**Task details:**
Output as a JSON list of strings, one per line with blank lines omitted, the lines from the one containing "colorbar-label: -3.91e-07 <box>762" through the one containing "y-axis-label: plev <box>39 224 60 263</box>", inclusive.

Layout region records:
# # # # # # #

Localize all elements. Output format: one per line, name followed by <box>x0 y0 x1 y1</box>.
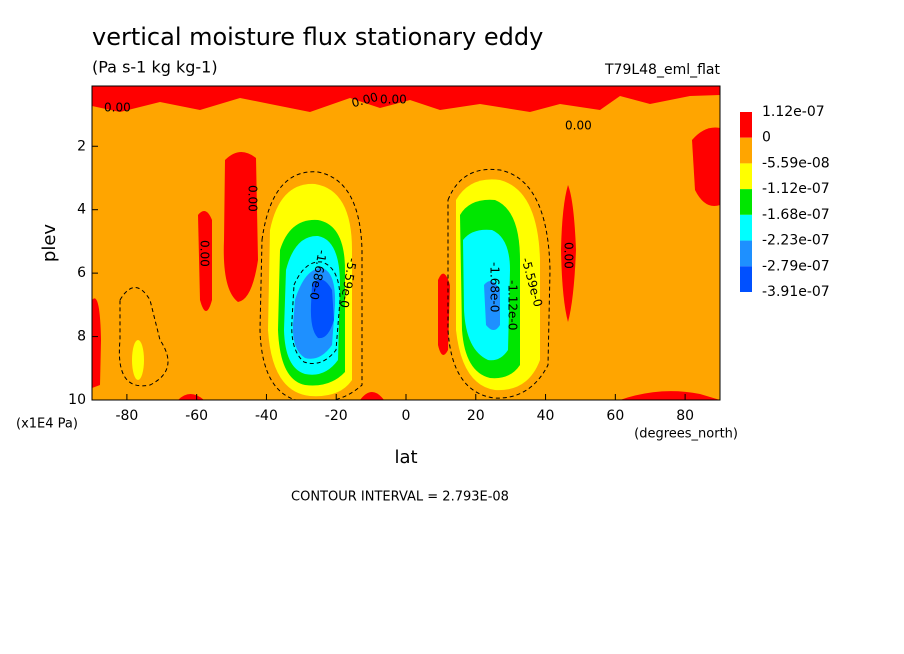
colorbar-label: -3.91e-07 <box>762 284 830 300</box>
colorbar-label: -5.59e-08 <box>762 155 830 171</box>
x-tick-label: 40 <box>537 408 555 424</box>
region <box>92 86 720 400</box>
x-tick-label: 0 <box>402 408 411 424</box>
region <box>198 211 212 311</box>
colorbar-label: -1.12e-07 <box>762 181 830 197</box>
contour-label: 0.00 <box>198 240 212 267</box>
region <box>484 281 500 330</box>
region <box>92 298 101 388</box>
contour-label: 0.00 <box>246 185 260 212</box>
region <box>692 127 720 206</box>
colorbar-box <box>740 112 752 138</box>
x-tick-label: 80 <box>676 408 694 424</box>
y-tick-label: 10 <box>68 392 86 408</box>
chart-subtitle: (Pa s-1 kg kg-1) <box>92 58 218 77</box>
x-tick-label: 60 <box>606 408 624 424</box>
y-axis-units: (x1E4 Pa) <box>16 417 78 432</box>
contour-label: 0.00 <box>350 90 379 110</box>
colorbar-label: -1.68e-07 <box>762 207 830 223</box>
colorbar-label: 1.12e-07 <box>762 104 825 120</box>
contour-label: 0.00 <box>562 242 576 269</box>
footer-note: CONTOUR INTERVAL = 2.793E-08 <box>291 490 509 505</box>
region <box>132 340 144 380</box>
y-axis-label: plev <box>39 224 60 263</box>
chart-title: vertical moisture flux stationary eddy <box>92 23 543 51</box>
y-tick-label: 4 <box>77 202 86 218</box>
y-tick-label: 2 <box>77 138 86 154</box>
x-tick-label: -40 <box>255 408 278 424</box>
colorbar-label: -2.23e-07 <box>762 233 830 249</box>
region <box>561 185 576 322</box>
region <box>223 151 258 302</box>
x-tick-label: 20 <box>467 408 485 424</box>
region <box>438 273 450 355</box>
y-tick-label: 8 <box>77 329 86 345</box>
x-axis-units: (degrees_north) <box>634 427 738 442</box>
x-tick-label: -20 <box>325 408 348 424</box>
contour-label: -1.68e-0 <box>488 262 502 312</box>
region <box>310 279 334 339</box>
region <box>178 391 720 400</box>
region <box>92 86 720 112</box>
colorbar-box <box>740 214 752 241</box>
contour-label: 0.00 <box>380 93 407 107</box>
contour-label: 0.00 <box>104 101 131 115</box>
contour-label: 0.00 <box>565 119 592 133</box>
run-label: T79L48_eml_flat <box>604 62 721 78</box>
contour-field <box>92 86 720 400</box>
x-axis-label: lat <box>394 447 417 468</box>
y-tick-label: 6 <box>77 265 86 281</box>
colorbar-label: 0 <box>762 130 771 146</box>
x-tick-label: -60 <box>185 408 208 424</box>
colorbar-box <box>740 266 752 292</box>
x-tick-label: -80 <box>115 408 138 424</box>
colorbar-box <box>740 189 752 215</box>
colorbar-label: -2.79e-07 <box>762 258 830 274</box>
contour-label: -1.12e-0 <box>506 280 520 330</box>
colorbar-box <box>740 163 752 190</box>
colorbar-box <box>740 240 752 267</box>
colorbar-box <box>740 137 752 164</box>
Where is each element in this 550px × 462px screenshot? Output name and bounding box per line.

# # # # # # #

**The output:**
[
  "colorbar-label: -3.91e-07 <box>762 284 830 300</box>",
  "colorbar-label: -5.59e-08 <box>762 155 830 171</box>",
  "x-tick-label: 40 <box>537 408 555 424</box>",
  "region <box>92 86 720 400</box>",
  "x-tick-label: 0 <box>402 408 411 424</box>",
  "region <box>198 211 212 311</box>",
  "colorbar-label: -1.12e-07 <box>762 181 830 197</box>",
  "contour-label: 0.00 <box>198 240 212 267</box>",
  "region <box>484 281 500 330</box>",
  "region <box>92 298 101 388</box>",
  "contour-label: 0.00 <box>246 185 260 212</box>",
  "region <box>692 127 720 206</box>",
  "colorbar-box <box>740 112 752 138</box>",
  "x-tick-label: 80 <box>676 408 694 424</box>",
  "y-tick-label: 10 <box>68 392 86 408</box>",
  "chart-subtitle: (Pa s-1 kg kg-1) <box>92 58 218 77</box>",
  "x-tick-label: 60 <box>606 408 624 424</box>",
  "y-axis-units: (x1E4 Pa) <box>16 417 78 432</box>",
  "contour-label: 0.00 <box>350 90 379 110</box>",
  "colorbar-label: -1.68e-07 <box>762 207 830 223</box>",
  "colorbar-label: 1.12e-07 <box>762 104 825 120</box>",
  "contour-label: 0.00 <box>562 242 576 269</box>",
  "footer-note: CONTOUR INTERVAL = 2.793E-08 <box>291 490 509 505</box>",
  "region <box>132 340 144 380</box>",
  "y-axis-label: plev <box>39 224 60 263</box>"
]